● Supplied data:
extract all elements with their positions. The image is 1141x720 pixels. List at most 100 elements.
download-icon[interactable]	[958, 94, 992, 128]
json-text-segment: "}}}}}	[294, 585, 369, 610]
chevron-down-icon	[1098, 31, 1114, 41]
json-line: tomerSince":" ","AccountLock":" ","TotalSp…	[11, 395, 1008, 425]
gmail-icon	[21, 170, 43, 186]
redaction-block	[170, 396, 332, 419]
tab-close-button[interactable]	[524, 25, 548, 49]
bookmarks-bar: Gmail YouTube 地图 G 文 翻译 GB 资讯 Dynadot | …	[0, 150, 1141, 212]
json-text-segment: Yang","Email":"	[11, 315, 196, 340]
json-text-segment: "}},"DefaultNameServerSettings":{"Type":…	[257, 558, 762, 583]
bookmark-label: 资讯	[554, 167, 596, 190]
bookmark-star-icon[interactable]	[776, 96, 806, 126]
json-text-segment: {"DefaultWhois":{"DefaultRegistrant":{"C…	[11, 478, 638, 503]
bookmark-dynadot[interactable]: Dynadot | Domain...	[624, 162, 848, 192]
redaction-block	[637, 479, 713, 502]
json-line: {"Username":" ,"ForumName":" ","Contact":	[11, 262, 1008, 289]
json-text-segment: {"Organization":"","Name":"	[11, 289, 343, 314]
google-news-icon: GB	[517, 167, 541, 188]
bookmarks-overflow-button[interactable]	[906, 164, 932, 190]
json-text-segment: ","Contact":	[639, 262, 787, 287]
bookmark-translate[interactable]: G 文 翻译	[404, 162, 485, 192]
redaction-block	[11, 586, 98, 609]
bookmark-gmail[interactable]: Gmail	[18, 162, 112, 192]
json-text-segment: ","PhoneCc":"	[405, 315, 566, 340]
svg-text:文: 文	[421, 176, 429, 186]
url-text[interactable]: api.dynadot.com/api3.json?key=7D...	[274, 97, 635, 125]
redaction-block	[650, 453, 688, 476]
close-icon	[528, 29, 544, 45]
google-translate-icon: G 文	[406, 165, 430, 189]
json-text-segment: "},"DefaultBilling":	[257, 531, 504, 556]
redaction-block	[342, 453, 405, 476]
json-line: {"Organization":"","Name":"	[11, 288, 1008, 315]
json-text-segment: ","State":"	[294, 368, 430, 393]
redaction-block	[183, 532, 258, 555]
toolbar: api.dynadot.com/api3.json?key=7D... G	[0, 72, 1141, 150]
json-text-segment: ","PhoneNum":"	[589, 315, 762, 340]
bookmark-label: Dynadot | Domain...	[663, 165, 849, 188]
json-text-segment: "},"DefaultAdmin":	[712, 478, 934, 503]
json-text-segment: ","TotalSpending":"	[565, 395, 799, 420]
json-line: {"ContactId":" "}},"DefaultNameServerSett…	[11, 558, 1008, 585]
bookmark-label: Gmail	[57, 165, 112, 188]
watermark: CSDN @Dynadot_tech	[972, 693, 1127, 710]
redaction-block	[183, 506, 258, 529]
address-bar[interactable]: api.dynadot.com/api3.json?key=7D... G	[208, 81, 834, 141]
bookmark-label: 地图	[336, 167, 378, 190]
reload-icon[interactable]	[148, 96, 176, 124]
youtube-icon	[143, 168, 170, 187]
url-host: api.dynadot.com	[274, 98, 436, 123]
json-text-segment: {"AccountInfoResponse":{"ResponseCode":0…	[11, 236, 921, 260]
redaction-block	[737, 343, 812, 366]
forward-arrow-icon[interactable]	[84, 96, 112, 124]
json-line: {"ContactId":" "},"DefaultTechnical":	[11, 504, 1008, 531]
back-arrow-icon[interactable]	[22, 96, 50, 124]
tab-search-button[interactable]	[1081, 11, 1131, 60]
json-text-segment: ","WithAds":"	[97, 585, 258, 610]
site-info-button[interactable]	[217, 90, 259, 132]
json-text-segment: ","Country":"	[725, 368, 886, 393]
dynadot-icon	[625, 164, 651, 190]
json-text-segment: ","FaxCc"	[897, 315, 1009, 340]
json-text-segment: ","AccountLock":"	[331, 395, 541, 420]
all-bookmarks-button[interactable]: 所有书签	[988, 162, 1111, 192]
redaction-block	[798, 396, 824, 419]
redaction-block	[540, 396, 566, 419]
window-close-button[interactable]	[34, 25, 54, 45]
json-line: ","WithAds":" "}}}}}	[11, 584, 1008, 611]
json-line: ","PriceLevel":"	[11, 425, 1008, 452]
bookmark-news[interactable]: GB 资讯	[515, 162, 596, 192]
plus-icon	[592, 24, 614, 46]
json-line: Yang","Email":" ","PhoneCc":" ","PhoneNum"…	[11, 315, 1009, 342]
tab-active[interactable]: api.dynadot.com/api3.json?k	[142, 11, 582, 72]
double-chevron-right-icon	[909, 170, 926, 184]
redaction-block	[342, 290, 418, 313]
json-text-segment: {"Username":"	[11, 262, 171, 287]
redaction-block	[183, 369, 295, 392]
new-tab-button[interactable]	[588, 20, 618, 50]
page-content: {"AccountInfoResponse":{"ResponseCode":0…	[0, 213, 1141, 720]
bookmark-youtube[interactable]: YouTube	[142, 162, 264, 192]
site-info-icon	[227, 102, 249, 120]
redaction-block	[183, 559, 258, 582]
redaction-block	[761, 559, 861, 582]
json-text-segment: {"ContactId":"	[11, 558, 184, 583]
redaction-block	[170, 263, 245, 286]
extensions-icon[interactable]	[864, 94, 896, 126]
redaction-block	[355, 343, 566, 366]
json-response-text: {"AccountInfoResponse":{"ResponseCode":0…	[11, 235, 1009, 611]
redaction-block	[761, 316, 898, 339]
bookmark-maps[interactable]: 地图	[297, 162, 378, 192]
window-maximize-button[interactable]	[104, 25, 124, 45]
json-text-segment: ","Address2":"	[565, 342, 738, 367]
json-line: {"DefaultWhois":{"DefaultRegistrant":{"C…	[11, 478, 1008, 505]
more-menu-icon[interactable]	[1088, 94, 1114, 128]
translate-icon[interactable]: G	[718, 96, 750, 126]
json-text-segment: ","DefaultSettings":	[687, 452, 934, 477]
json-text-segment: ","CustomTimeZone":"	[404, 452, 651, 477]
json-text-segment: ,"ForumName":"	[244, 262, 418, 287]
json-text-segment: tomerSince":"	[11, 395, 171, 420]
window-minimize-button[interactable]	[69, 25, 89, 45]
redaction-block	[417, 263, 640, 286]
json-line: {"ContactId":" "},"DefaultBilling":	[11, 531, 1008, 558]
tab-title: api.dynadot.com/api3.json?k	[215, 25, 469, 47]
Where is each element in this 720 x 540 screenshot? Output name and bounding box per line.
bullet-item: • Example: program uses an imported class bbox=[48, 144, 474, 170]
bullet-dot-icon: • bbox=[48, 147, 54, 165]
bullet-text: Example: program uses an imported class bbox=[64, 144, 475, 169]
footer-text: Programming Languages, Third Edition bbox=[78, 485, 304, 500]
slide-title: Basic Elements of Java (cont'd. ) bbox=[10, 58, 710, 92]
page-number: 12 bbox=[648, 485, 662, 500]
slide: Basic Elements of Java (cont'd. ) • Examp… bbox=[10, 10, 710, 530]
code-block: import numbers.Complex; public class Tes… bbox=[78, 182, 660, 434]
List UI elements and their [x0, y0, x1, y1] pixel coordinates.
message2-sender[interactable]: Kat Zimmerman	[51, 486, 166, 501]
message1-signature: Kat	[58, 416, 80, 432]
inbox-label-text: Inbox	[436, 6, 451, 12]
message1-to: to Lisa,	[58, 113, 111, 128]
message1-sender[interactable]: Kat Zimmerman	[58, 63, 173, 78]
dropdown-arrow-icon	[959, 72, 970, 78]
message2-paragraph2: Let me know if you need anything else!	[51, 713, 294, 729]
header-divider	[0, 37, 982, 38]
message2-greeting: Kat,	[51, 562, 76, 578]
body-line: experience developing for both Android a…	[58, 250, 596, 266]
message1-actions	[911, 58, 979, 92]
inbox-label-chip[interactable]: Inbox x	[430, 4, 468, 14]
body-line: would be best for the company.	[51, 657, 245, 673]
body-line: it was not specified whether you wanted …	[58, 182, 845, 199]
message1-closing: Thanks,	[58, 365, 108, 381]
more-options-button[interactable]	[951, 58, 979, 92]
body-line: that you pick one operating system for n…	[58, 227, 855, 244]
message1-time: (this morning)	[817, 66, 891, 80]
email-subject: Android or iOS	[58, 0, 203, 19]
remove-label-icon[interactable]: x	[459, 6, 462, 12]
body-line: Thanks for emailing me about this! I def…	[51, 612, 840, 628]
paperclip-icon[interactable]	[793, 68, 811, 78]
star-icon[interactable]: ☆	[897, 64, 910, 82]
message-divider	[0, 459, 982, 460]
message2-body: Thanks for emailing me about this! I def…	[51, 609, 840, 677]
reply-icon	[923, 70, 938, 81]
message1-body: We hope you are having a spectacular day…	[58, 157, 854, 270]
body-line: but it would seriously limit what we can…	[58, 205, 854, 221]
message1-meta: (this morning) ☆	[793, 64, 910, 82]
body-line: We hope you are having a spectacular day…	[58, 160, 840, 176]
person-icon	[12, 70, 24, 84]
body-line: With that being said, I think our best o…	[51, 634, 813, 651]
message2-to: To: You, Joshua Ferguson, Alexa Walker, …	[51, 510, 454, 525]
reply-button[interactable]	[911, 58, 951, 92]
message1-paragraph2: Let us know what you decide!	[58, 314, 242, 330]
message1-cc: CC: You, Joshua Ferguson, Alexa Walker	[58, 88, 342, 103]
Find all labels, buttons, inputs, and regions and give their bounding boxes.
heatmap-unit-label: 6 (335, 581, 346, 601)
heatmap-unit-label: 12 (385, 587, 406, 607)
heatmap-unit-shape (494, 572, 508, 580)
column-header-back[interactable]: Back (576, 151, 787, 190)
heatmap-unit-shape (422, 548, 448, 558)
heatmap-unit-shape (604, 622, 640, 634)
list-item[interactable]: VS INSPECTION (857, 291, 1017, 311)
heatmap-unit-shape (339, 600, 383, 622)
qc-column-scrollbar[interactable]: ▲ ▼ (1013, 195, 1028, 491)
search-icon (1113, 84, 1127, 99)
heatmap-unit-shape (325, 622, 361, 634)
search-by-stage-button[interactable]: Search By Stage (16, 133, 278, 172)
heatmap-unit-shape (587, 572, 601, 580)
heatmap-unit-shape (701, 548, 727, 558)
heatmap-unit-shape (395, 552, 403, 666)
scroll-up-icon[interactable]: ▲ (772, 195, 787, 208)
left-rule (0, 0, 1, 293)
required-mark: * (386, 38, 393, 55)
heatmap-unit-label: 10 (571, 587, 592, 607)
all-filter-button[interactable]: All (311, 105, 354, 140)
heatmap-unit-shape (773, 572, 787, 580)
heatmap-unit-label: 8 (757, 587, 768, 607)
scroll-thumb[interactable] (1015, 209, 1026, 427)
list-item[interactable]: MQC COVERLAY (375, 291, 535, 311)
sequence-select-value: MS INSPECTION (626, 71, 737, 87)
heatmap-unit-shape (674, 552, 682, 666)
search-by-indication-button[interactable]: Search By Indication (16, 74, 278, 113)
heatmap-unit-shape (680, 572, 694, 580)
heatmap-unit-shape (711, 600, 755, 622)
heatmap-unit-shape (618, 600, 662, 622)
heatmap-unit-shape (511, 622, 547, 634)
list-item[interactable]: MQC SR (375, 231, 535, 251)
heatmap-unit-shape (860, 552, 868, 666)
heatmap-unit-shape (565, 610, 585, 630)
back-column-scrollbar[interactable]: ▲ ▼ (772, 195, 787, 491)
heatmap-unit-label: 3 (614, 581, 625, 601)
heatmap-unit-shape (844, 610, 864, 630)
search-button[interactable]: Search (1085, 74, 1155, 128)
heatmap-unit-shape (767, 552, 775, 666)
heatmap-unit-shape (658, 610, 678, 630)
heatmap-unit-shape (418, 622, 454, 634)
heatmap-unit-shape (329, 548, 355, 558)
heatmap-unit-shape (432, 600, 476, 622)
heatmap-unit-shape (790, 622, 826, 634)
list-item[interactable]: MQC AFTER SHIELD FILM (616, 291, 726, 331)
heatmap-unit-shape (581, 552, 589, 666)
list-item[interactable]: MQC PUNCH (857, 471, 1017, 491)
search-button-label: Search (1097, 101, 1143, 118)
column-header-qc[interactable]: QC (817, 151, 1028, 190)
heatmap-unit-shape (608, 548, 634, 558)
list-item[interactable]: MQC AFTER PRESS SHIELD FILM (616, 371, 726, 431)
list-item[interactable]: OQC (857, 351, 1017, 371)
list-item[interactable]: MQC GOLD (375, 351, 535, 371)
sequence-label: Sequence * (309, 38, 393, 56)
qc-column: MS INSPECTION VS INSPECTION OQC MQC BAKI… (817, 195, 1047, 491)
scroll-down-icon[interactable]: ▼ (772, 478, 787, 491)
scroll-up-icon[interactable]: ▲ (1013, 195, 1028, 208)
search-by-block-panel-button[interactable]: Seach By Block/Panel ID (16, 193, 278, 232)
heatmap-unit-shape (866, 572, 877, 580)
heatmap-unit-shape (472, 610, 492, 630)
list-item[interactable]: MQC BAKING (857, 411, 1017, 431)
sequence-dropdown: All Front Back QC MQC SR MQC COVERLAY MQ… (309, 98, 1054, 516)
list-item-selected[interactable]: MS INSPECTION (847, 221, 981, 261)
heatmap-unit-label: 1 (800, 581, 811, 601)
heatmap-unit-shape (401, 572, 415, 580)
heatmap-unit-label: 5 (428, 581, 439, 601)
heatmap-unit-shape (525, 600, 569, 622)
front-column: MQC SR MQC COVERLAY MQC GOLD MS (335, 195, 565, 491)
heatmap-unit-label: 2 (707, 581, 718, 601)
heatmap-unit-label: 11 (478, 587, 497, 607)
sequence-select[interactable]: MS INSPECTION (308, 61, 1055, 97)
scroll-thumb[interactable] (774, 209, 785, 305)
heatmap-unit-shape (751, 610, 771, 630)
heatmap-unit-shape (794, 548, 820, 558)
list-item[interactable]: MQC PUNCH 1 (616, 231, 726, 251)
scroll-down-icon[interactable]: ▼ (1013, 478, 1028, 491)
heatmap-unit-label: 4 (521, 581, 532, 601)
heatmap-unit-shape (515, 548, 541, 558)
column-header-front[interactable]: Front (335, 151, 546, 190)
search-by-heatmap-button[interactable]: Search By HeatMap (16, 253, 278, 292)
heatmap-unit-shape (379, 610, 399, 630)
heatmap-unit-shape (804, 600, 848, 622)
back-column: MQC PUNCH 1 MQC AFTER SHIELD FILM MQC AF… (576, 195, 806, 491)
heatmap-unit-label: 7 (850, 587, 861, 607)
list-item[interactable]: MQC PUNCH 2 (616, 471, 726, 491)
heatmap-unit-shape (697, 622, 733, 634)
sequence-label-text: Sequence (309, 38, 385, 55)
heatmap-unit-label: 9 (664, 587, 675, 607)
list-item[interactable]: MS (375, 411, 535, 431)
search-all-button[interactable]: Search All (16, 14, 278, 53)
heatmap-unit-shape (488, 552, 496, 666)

● Challenge: Format the listing above as a JSON array of strings, one string per line, from its first line through the line containing "165, 430, 189]", skipping any blank lines.

● Response below:
[
  "extract all elements with their positions. The image is 1141x720 pixels. List at most 100 elements.",
  "download-icon[interactable]\t[958, 94, 992, 128]",
  "json-text-segment: \"}}}}}\t[294, 585, 369, 610]",
  "chevron-down-icon\t[1098, 31, 1114, 41]",
  "json-line: tomerSince\":\" \",\"AccountLock\":\" \",\"TotalSp…\t[11, 395, 1008, 425]",
  "gmail-icon\t[21, 170, 43, 186]",
  "redaction-block\t[170, 396, 332, 419]",
  "tab-close-button[interactable]\t[524, 25, 548, 49]",
  "bookmarks-bar: Gmail YouTube 地图 G 文 翻译 GB 资讯 Dynadot | …\t[0, 150, 1141, 212]",
  "json-text-segment: Yang\",\"Email\":\"\t[11, 315, 196, 340]",
  "json-text-segment: \"}},\"DefaultNameServerSettings\":{\"Type\":…\t[257, 558, 762, 583]",
  "bookmark-label: 资讯\t[554, 167, 596, 190]",
  "bookmark-star-icon[interactable]\t[776, 96, 806, 126]",
  "json-text-segment: {\"DefaultWhois\":{\"DefaultRegistrant\":{\"C…\t[11, 478, 638, 503]",
  "bookmark-dynadot[interactable]: Dynadot | Domain...\t[624, 162, 848, 192]",
  "redaction-block\t[637, 479, 713, 502]",
  "json-line: {\"Username\":\" ,\"ForumName\":\" \",\"Contact\":\t[11, 262, 1008, 289]",
  "json-text-segment: {\"Organization\":\"\",\"Name\":\"\t[11, 289, 343, 314]",
  "google-news-icon: GB\t[517, 167, 541, 188]",
  "bookmarks-overflow-button[interactable]\t[906, 164, 932, 190]",
  "json-text-segment: \",\"Contact\":\t[639, 262, 787, 287]",
  "bookmark-translate[interactable]: G 文 翻译\t[404, 162, 485, 192]",
  "redaction-block\t[11, 586, 98, 609]",
  "bookmark-gmail[interactable]: Gmail\t[18, 162, 112, 192]",
  "json-text-segment: \",\"PhoneCc\":\"\t[405, 315, 566, 340]",
  "svg-text:文: 文\t[421, 176, 429, 186]",
  "url-text[interactable]: api.dynadot.com/api3.json?key=7D...\t[274, 97, 635, 125]",
  "redaction-block\t[650, 453, 688, 476]",
  "close-icon\t[528, 29, 544, 45]",
  "google-translate-icon: G 文\t[406, 165, 430, 189]"
]